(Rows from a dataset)
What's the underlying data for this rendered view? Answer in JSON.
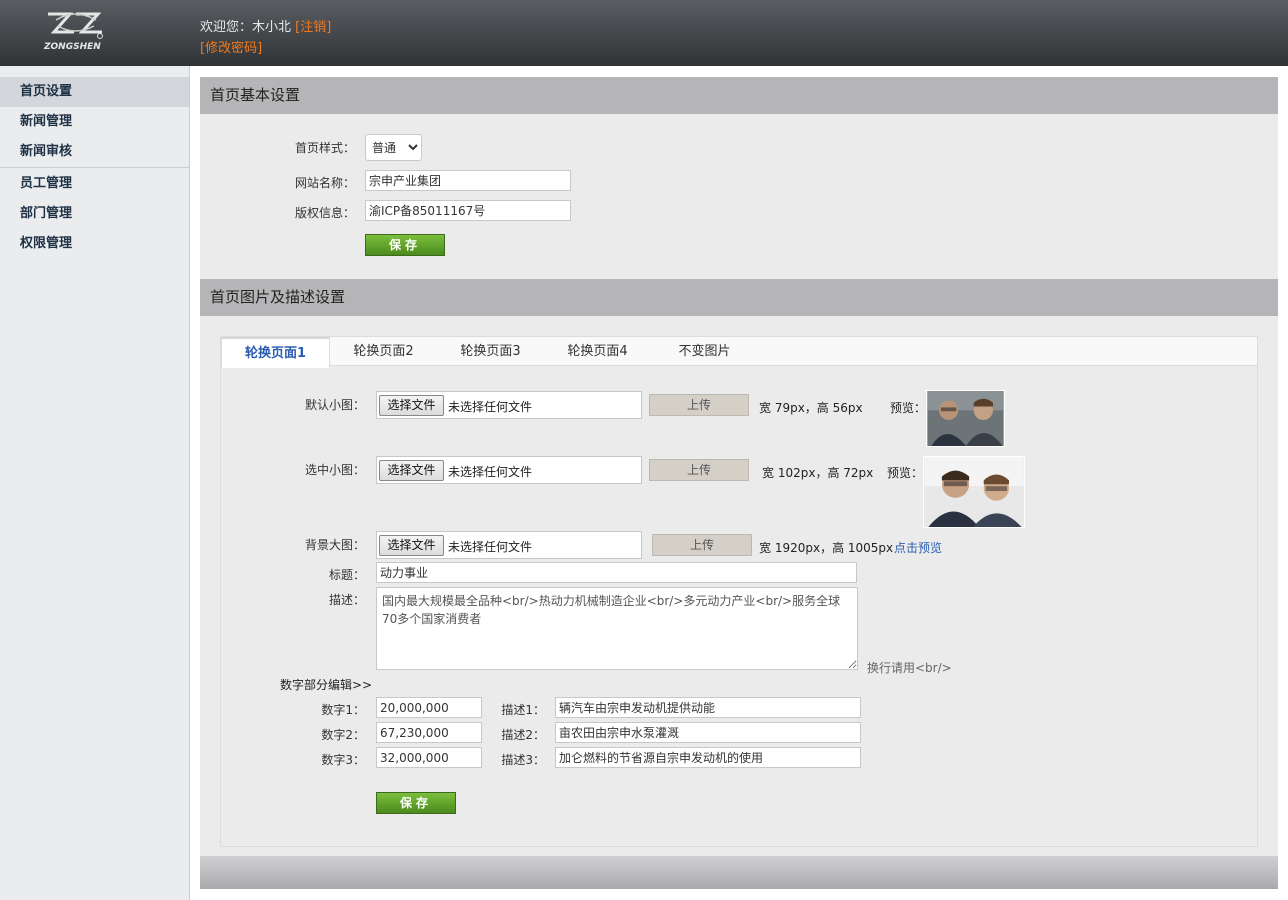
{
  "header": {
    "welcome_prefix": "欢迎您：木小北",
    "logout": "[注销]",
    "change_password": "[修改密码]"
  },
  "sidebar": {
    "items": [
      {
        "label": "首页设置"
      },
      {
        "label": "新闻管理"
      },
      {
        "label": "新闻审核"
      },
      {
        "label": "员工管理"
      },
      {
        "label": "部门管理"
      },
      {
        "label": "权限管理"
      }
    ]
  },
  "basic": {
    "title": "首页基本设置",
    "style_label": "首页样式：",
    "style_value": "普通",
    "site_name_label": "网站名称：",
    "site_name_value": "宗申产业集团",
    "copyright_label": "版权信息：",
    "copyright_value": "渝ICP备85011167号",
    "save": "保存"
  },
  "images": {
    "title": "首页图片及描述设置",
    "tabs": [
      {
        "label": "轮换页面1"
      },
      {
        "label": "轮换页面2"
      },
      {
        "label": "轮换页面3"
      },
      {
        "label": "轮换页面4"
      },
      {
        "label": "不变图片"
      }
    ],
    "choose_file": "选择文件",
    "no_file": "未选择任何文件",
    "upload": "上传",
    "preview_label": "预览：",
    "default_thumb": {
      "label": "默认小图：",
      "dims": "宽 79px，高 56px"
    },
    "selected_thumb": {
      "label": "选中小图：",
      "dims": "宽 102px，高 72px"
    },
    "background": {
      "label": "背景大图：",
      "dims": "宽 1920px，高 1005px",
      "preview_link": "点击预览"
    },
    "title_label": "标题：",
    "title_value": "动力事业",
    "desc_label": "描述：",
    "desc_value": "国内最大规模最全品种<br/>热动力机械制造企业<br/>多元动力产业<br/>服务全球70多个国家消费者",
    "linebreak_hint": "换行请用<br/>",
    "numbers_section": "数字部分编辑>>",
    "numbers": [
      {
        "num_label": "数字1：",
        "num_value": "20,000,000",
        "desc_label": "描述1：",
        "desc_value": "辆汽车由宗申发动机提供动能"
      },
      {
        "num_label": "数字2：",
        "num_value": "67,230,000",
        "desc_label": "描述2：",
        "desc_value": "亩农田由宗申水泵灌溉"
      },
      {
        "num_label": "数字3：",
        "num_value": "32,000,000",
        "desc_label": "描述3：",
        "desc_value": "加仑燃料的节省源自宗申发动机的使用"
      }
    ],
    "save": "保存"
  },
  "colors": {
    "accent_orange": "#f07a1e",
    "link_blue": "#2a5db0",
    "save_green": "#5a9a28"
  }
}
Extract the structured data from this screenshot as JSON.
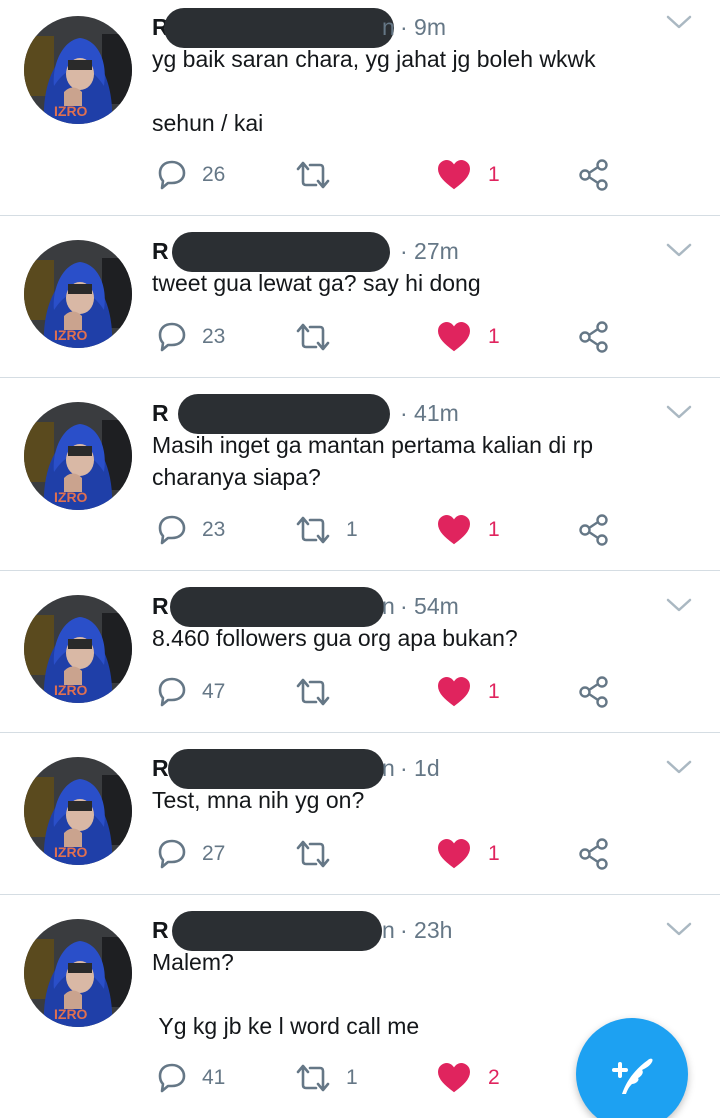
{
  "colors": {
    "accent": "#1da1f2",
    "like_active": "#e0245e",
    "secondary_text": "#657786",
    "divider": "#d5dde3",
    "redaction": "#2b2f33"
  },
  "tweets": [
    {
      "name_start": "R",
      "handle_end": "n",
      "time": "· 9m",
      "text": "yg baik saran chara, yg jahat jg boleh wkwk\n\nsehun / kai",
      "replies": "26",
      "retweets": "",
      "likes": "1",
      "liked": true
    },
    {
      "name_start": "R",
      "handle_end": "",
      "time": "· 27m",
      "text": "tweet gua lewat ga? say hi dong",
      "replies": "23",
      "retweets": "",
      "likes": "1",
      "liked": true
    },
    {
      "name_start": "R",
      "handle_end": "",
      "time": "· 41m",
      "text": "Masih inget ga mantan pertama kalian di rp\ncharanya siapa?",
      "replies": "23",
      "retweets": "1",
      "likes": "1",
      "liked": true
    },
    {
      "name_start": "R",
      "handle_end": "n",
      "time": "· 54m",
      "text": "8.460 followers gua org apa bukan?",
      "replies": "47",
      "retweets": "",
      "likes": "1",
      "liked": true
    },
    {
      "name_start": "R",
      "handle_end": "n",
      "time": "· 1d",
      "text": "Test, mna nih yg on?",
      "replies": "27",
      "retweets": "",
      "likes": "1",
      "liked": true
    },
    {
      "name_start": "R",
      "handle_end": "n",
      "time": "· 23h",
      "text": "Malem?\n\n Yg kg jb ke l word call me",
      "replies": "41",
      "retweets": "1",
      "likes": "2",
      "liked": true
    }
  ],
  "icons": {
    "reply": "reply-icon",
    "retweet": "retweet-icon",
    "like": "heart-icon",
    "share": "share-icon",
    "menu": "chevron-down-icon",
    "compose": "compose-tweet-icon"
  }
}
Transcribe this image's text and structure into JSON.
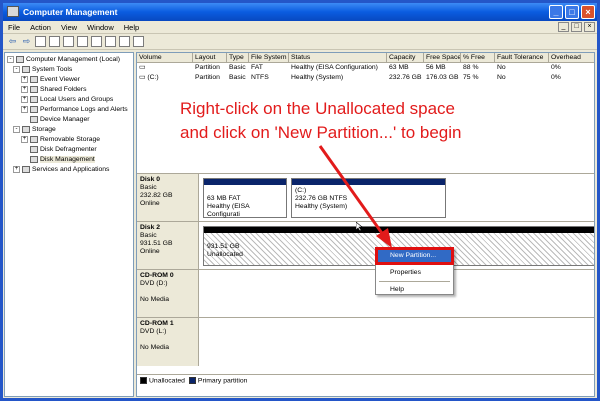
{
  "window": {
    "title": "Computer Management"
  },
  "menu": [
    "File",
    "Action",
    "View",
    "Window",
    "Help"
  ],
  "tree": [
    {
      "label": "Computer Management (Local)",
      "indent": 2,
      "exp": "−"
    },
    {
      "label": "System Tools",
      "indent": 8,
      "exp": "−"
    },
    {
      "label": "Event Viewer",
      "indent": 16,
      "exp": "+"
    },
    {
      "label": "Shared Folders",
      "indent": 16,
      "exp": "+"
    },
    {
      "label": "Local Users and Groups",
      "indent": 16,
      "exp": "+"
    },
    {
      "label": "Performance Logs and Alerts",
      "indent": 16,
      "exp": "+"
    },
    {
      "label": "Device Manager",
      "indent": 25,
      "exp": ""
    },
    {
      "label": "Storage",
      "indent": 8,
      "exp": "−"
    },
    {
      "label": "Removable Storage",
      "indent": 16,
      "exp": "+"
    },
    {
      "label": "Disk Defragmenter",
      "indent": 25,
      "exp": ""
    },
    {
      "label": "Disk Management",
      "indent": 25,
      "exp": "",
      "selected": true
    },
    {
      "label": "Services and Applications",
      "indent": 8,
      "exp": "+"
    }
  ],
  "volumes": {
    "headers": [
      "Volume",
      "Layout",
      "Type",
      "File System",
      "Status",
      "Capacity",
      "Free Space",
      "% Free",
      "Fault Tolerance",
      "Overhead"
    ],
    "rows": [
      [
        "",
        "Partition",
        "Basic",
        "FAT",
        "Healthy (EISA Configuration)",
        "63 MB",
        "56 MB",
        "88 %",
        "No",
        "0%"
      ],
      [
        "(C:)",
        "Partition",
        "Basic",
        "NTFS",
        "Healthy (System)",
        "232.76 GB",
        "176.03 GB",
        "75 %",
        "No",
        "0%"
      ]
    ]
  },
  "disks": [
    {
      "name": "Disk 0",
      "l1": "Basic",
      "l2": "232.82 GB",
      "l3": "Online",
      "parts": [
        {
          "title": "",
          "size": "63 MB FAT",
          "status": "Healthy (EISA Configurati"
        },
        {
          "title": "(C:)",
          "size": "232.76 GB NTFS",
          "status": "Healthy (System)"
        }
      ]
    },
    {
      "name": "Disk 2",
      "l1": "Basic",
      "l2": "931.51 GB",
      "l3": "Online",
      "parts": [
        {
          "title": "",
          "size": "931.51 GB",
          "status": "Unallocated"
        }
      ]
    },
    {
      "name": "CD-ROM 0",
      "l1": "DVD (D:)",
      "l2": "",
      "l3": "No Media"
    },
    {
      "name": "CD-ROM 1",
      "l1": "DVD (L:)",
      "l2": "",
      "l3": "No Media"
    }
  ],
  "legend": {
    "unallocated": "Unallocated",
    "primary": "Primary partition"
  },
  "context_menu": [
    "New Partition...",
    "Properties",
    "Help"
  ],
  "callout": {
    "line1": "Right-click on the Unallocated space",
    "line2": "and click on 'New Partition...' to begin"
  },
  "colors": {
    "callout": "#e21b1b",
    "primary": "#0a246a",
    "highlight": "#316ac5"
  }
}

**Set problem**: Set down the records in full and exactly. Do not carry over any image.

**Output for this task**:
What's the underlying data for this rendered view? Answer in JSON.
{
  "header": {
    "welcome_prefix": "欢迎您：木小北",
    "logout": "[注销]",
    "change_password": "[修改密码]"
  },
  "sidebar": {
    "items": [
      {
        "label": "首页设置"
      },
      {
        "label": "新闻管理"
      },
      {
        "label": "新闻审核"
      },
      {
        "label": "员工管理"
      },
      {
        "label": "部门管理"
      },
      {
        "label": "权限管理"
      }
    ]
  },
  "basic": {
    "title": "首页基本设置",
    "style_label": "首页样式：",
    "style_value": "普通",
    "site_name_label": "网站名称：",
    "site_name_value": "宗申产业集团",
    "copyright_label": "版权信息：",
    "copyright_value": "渝ICP备85011167号",
    "save": "保存"
  },
  "images": {
    "title": "首页图片及描述设置",
    "tabs": [
      {
        "label": "轮换页面1"
      },
      {
        "label": "轮换页面2"
      },
      {
        "label": "轮换页面3"
      },
      {
        "label": "轮换页面4"
      },
      {
        "label": "不变图片"
      }
    ],
    "choose_file": "选择文件",
    "no_file": "未选择任何文件",
    "upload": "上传",
    "preview_label": "预览：",
    "default_thumb": {
      "label": "默认小图：",
      "dims": "宽 79px，高 56px"
    },
    "selected_thumb": {
      "label": "选中小图：",
      "dims": "宽 102px，高 72px"
    },
    "background": {
      "label": "背景大图：",
      "dims": "宽 1920px，高 1005px",
      "preview_link": "点击预览"
    },
    "title_label": "标题：",
    "title_value": "动力事业",
    "desc_label": "描述：",
    "desc_value": "国内最大规模最全品种<br/>热动力机械制造企业<br/>多元动力产业<br/>服务全球70多个国家消费者",
    "linebreak_hint": "换行请用<br/>",
    "numbers_section": "数字部分编辑>>",
    "numbers": [
      {
        "num_label": "数字1：",
        "num_value": "20,000,000",
        "desc_label": "描述1：",
        "desc_value": "辆汽车由宗申发动机提供动能"
      },
      {
        "num_label": "数字2：",
        "num_value": "67,230,000",
        "desc_label": "描述2：",
        "desc_value": "亩农田由宗申水泵灌溉"
      },
      {
        "num_label": "数字3：",
        "num_value": "32,000,000",
        "desc_label": "描述3：",
        "desc_value": "加仑燃料的节省源自宗申发动机的使用"
      }
    ],
    "save": "保存"
  },
  "colors": {
    "accent_orange": "#f07a1e",
    "link_blue": "#2a5db0",
    "save_green": "#5a9a28"
  }
}
Extract the structured data from this screenshot as JSON.
{
  "colors": {
    "accent": "#1da1f2",
    "like_active": "#e0245e",
    "secondary_text": "#657786",
    "divider": "#d5dde3",
    "redaction": "#2b2f33"
  },
  "tweets": [
    {
      "name_start": "R",
      "handle_end": "n",
      "time": "· 9m",
      "text": "yg baik saran chara, yg jahat jg boleh wkwk\n\nsehun / kai",
      "replies": "26",
      "retweets": "",
      "likes": "1",
      "liked": true
    },
    {
      "name_start": "R",
      "handle_end": "",
      "time": "· 27m",
      "text": "tweet gua lewat ga? say hi dong",
      "replies": "23",
      "retweets": "",
      "likes": "1",
      "liked": true
    },
    {
      "name_start": "R",
      "handle_end": "",
      "time": "· 41m",
      "text": "Masih inget ga mantan pertama kalian di rp\ncharanya siapa?",
      "replies": "23",
      "retweets": "1",
      "likes": "1",
      "liked": true
    },
    {
      "name_start": "R",
      "handle_end": "n",
      "time": "· 54m",
      "text": "8.460 followers gua org apa bukan?",
      "replies": "47",
      "retweets": "",
      "likes": "1",
      "liked": true
    },
    {
      "name_start": "R",
      "handle_end": "n",
      "time": "· 1d",
      "text": "Test, mna nih yg on?",
      "replies": "27",
      "retweets": "",
      "likes": "1",
      "liked": true
    },
    {
      "name_start": "R",
      "handle_end": "n",
      "time": "· 23h",
      "text": "Malem?\n\n Yg kg jb ke l word call me",
      "replies": "41",
      "retweets": "1",
      "likes": "2",
      "liked": true
    }
  ],
  "icons": {
    "reply": "reply-icon",
    "retweet": "retweet-icon",
    "like": "heart-icon",
    "share": "share-icon",
    "menu": "chevron-down-icon",
    "compose": "compose-tweet-icon"
  }
}
Transcribe this image's text and structure into JSON.
{
  "window": {
    "title": "Computer Management"
  },
  "menu": [
    "File",
    "Action",
    "View",
    "Window",
    "Help"
  ],
  "tree": [
    {
      "label": "Computer Management (Local)",
      "indent": 2,
      "exp": "−"
    },
    {
      "label": "System Tools",
      "indent": 8,
      "exp": "−"
    },
    {
      "label": "Event Viewer",
      "indent": 16,
      "exp": "+"
    },
    {
      "label": "Shared Folders",
      "indent": 16,
      "exp": "+"
    },
    {
      "label": "Local Users and Groups",
      "indent": 16,
      "exp": "+"
    },
    {
      "label": "Performance Logs and Alerts",
      "indent": 16,
      "exp": "+"
    },
    {
      "label": "Device Manager",
      "indent": 25,
      "exp": ""
    },
    {
      "label": "Storage",
      "indent": 8,
      "exp": "−"
    },
    {
      "label": "Removable Storage",
      "indent": 16,
      "exp": "+"
    },
    {
      "label": "Disk Defragmenter",
      "indent": 25,
      "exp": ""
    },
    {
      "label": "Disk Management",
      "indent": 25,
      "exp": "",
      "selected": true
    },
    {
      "label": "Services and Applications",
      "indent": 8,
      "exp": "+"
    }
  ],
  "volumes": {
    "headers": [
      "Volume",
      "Layout",
      "Type",
      "File System",
      "Status",
      "Capacity",
      "Free Space",
      "% Free",
      "Fault Tolerance",
      "Overhead"
    ],
    "rows": [
      [
        "",
        "Partition",
        "Basic",
        "FAT",
        "Healthy (EISA Configuration)",
        "63 MB",
        "56 MB",
        "88 %",
        "No",
        "0%"
      ],
      [
        "(C:)",
        "Partition",
        "Basic",
        "NTFS",
        "Healthy (System)",
        "232.76 GB",
        "176.03 GB",
        "75 %",
        "No",
        "0%"
      ]
    ]
  },
  "disks": [
    {
      "name": "Disk 0",
      "l1": "Basic",
      "l2": "232.82 GB",
      "l3": "Online",
      "parts": [
        {
          "title": "",
          "size": "63 MB FAT",
          "status": "Healthy (EISA Configurati"
        },
        {
          "title": "(C:)",
          "size": "232.76 GB NTFS",
          "status": "Healthy (System)"
        }
      ]
    },
    {
      "name": "Disk 2",
      "l1": "Basic",
      "l2": "931.51 GB",
      "l3": "Online",
      "parts": [
        {
          "title": "",
          "size": "931.51 GB",
          "status": "Unallocated"
        }
      ]
    },
    {
      "name": "CD-ROM 0",
      "l1": "DVD (D:)",
      "l2": "",
      "l3": "No Media"
    },
    {
      "name": "CD-ROM 1",
      "l1": "DVD (L:)",
      "l2": "",
      "l3": "No Media"
    }
  ],
  "legend": {
    "unallocated": "Unallocated",
    "primary": "Primary partition"
  },
  "context_menu": [
    "New Partition...",
    "Properties",
    "Help"
  ],
  "callout": {
    "line1": "Right-click on the Unallocated space",
    "line2": "and click on 'New Partition...' to begin"
  },
  "colors": {
    "callout": "#e21b1b",
    "primary": "#0a246a",
    "highlight": "#316ac5"
  }
}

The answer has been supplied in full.